Text to read:
"""

Its expected value and variance are:

\[ \begin{align} \mathbb{E}[X] = \mu && Var(X) = \sigma^2 \end{align} \]

Gamma \(\Gamma(k, \theta)\)

The Gamma distribution is a family of continuous distribution (\(\chi^2\) and exponential distribution) used for modeling natural temporal phenomenas sucha as Lifespan Analysis and is parametrized by two parameters, the scale \(k\), and the intensity \(\theta\):

\[ \begin{align} p(x) = \frac{x^{k - 1}e^{-\frac{x}{\theta}}}{\Gamma(k)\theta^k} && \Gamma(z) = \int_{0}^{\infty} x^{z - 1}e^{-x}dx \end{align} \]

Its expected value and variance are:

\[ \begin{align} \mathbb{E}[X] = k\theta && Var(X) = k\theta^2 \end{align} \]

Beta \(Beta(\alpha, \beta)\)

The Beta distribution, generalize to multiple variables with the name Dirichlet distribution, is a continuous distribution used to model random behaviours of percentages and distributions, and especially in Bayesian Inference for modeling the conjugate prior probability of the Brenoulli, Binomial and other distributions. It is paremtrized by two positive values, \(\alpha\) and \(\beta\):

\[ p(x) = x^{\alpha - 1}(1 - x)^{\beta - 1} \frac{\Gamma(\alpha + \beta)}{\Gamma(\alpha)\Gamma(\beta)} \]

Its expected value and variance are:

\[ \begin{align} \mathbb{E}[X] = \frac{\alpha}{\alpha + \beta} && Var(X) = \frac{\alpha \beta}{(\alpha + \beta)^2(\alpha + \beta + 1)} \end{align} \]

import matplotlib.pyplot as plt
import numpy as np
import seaborn as sns
plt.ion()
plt.style.use("fivethirtyeight")
np.random.seed(42)

N = int(1e4)

fig = plt.figure(figsize=(12, 4),  facecolor="white")
ax1, ax2, ax3 = [fig.add_subplot(1, 3, i + 1) for i in range(3)]

sns.distplot(np.random.normal( 0, 1.0, size=N), ax=ax1, kde=True, norm_hist=True)
sns.distplot(np.random.normal( 0, 0.5, size=N), ax=ax1, kde=True, norm_hist=True)
sns.distplot(np.random.normal( 0, 5.0, size=N), ax=ax1, kde=True, norm_hist=True)
sns.distplot(np.random.normal(-2, 1.0, size=N), ax=ax1, kde=True, norm_hist=True)
ax1.title.set_text("$\\mathcal{N}(\\mu, \\sigma^2)$")
ax1.set_xlabel("X")
ax1.set_ylabel("probability")
ax1.set_xlim(-4, 4)
ax1.set_ylim(0, 1)
ax1.grid(axis='x')

"""

Reproduce word for word the stretch of the probability distributions text from "The Gamma distribution" up to and including "Beta \(Beta(\alpha, \beta)\)".

Supplied data:
"""

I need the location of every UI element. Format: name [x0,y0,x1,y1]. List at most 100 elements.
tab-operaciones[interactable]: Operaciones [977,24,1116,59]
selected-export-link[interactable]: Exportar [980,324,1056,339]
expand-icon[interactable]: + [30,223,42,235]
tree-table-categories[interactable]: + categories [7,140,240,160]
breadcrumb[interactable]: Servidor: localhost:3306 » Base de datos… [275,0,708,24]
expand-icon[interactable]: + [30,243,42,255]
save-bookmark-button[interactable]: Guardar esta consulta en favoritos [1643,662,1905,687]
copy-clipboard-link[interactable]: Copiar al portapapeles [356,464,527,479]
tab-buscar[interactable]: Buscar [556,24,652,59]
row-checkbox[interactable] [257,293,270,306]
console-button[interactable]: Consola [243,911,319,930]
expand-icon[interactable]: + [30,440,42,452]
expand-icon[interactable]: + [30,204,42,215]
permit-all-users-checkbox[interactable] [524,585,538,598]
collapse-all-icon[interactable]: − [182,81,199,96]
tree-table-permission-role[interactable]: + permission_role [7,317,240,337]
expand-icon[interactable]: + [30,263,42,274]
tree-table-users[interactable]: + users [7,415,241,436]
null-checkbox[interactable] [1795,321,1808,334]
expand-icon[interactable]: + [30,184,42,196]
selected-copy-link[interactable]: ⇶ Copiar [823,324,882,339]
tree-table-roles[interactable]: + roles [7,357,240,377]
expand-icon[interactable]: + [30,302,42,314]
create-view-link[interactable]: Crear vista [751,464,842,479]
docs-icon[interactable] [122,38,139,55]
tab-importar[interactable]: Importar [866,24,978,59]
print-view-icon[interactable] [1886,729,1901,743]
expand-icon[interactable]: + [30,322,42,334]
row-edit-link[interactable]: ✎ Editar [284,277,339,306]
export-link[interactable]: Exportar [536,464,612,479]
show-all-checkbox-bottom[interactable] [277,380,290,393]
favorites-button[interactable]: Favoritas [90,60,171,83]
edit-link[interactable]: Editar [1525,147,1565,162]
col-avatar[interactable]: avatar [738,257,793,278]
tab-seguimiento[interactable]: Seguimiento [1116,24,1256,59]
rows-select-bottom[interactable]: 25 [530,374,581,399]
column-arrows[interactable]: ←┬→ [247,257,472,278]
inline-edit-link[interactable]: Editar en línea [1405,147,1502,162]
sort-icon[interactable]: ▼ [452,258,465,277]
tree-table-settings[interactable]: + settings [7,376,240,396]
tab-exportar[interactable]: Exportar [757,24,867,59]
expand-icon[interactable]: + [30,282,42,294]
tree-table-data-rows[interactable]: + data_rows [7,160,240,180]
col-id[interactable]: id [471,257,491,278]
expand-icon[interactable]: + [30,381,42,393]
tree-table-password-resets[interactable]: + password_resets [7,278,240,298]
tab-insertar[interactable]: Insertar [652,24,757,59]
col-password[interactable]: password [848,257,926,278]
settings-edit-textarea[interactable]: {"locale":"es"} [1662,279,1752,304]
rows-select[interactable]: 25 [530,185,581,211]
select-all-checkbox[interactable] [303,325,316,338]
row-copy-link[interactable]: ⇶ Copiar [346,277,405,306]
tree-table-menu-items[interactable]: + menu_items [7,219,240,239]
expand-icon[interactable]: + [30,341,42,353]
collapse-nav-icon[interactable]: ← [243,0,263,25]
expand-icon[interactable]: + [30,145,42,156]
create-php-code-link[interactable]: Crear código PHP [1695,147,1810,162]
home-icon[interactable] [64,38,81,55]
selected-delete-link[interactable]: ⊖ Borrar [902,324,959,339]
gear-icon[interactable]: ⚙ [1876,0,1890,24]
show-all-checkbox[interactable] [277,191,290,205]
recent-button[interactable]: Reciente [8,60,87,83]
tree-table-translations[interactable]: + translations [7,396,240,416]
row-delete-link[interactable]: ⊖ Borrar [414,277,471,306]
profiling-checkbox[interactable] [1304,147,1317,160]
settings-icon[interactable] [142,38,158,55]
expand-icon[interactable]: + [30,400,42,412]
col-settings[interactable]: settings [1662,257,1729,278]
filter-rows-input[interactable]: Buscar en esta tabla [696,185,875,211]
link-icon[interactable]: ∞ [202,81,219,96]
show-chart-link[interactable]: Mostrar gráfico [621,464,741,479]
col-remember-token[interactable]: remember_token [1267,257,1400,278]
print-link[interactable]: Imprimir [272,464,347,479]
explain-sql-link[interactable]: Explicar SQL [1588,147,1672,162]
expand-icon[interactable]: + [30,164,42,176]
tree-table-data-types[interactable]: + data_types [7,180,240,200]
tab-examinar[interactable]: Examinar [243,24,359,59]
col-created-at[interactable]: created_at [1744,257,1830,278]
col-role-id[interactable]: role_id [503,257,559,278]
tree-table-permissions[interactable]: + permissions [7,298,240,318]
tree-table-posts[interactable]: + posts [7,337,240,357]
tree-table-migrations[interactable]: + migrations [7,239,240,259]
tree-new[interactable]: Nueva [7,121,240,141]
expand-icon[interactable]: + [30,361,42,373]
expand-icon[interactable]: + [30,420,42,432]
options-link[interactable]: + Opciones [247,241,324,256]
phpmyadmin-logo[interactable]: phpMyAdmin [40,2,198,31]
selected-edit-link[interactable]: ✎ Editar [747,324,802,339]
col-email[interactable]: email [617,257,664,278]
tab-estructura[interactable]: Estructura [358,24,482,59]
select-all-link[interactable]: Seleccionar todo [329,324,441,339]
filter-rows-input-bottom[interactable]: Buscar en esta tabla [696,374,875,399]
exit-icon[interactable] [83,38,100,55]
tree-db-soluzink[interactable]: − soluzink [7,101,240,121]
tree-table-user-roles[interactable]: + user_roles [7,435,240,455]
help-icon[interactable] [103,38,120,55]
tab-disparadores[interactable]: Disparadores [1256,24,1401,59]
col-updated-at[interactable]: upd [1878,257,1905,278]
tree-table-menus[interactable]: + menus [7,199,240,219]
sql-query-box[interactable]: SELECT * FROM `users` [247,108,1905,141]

"""

Full output:
The Gamma distribution is a family of continuous distribution (\(\chi^2\) and exponential distribution) used for modeling natural temporal phenomenas sucha as Lifespan Analysis and is parametrized by two parameters, the scale \(k\), and the intensity \(\theta\):

\[ \begin{align} p(x) = \frac{x^{k - 1}e^{-\frac{x}{\theta}}}{\Gamma(k)\theta^k} && \Gamma(z) = \int_{0}^{\infty} x^{z - 1}e^{-x}dx \end{align} \]

Its expected value and variance are:

\[ \begin{align} \mathbb{E}[X] = k\theta && Var(X) = k\theta^2 \end{align} \]

Beta \(Beta(\alpha, \beta)\)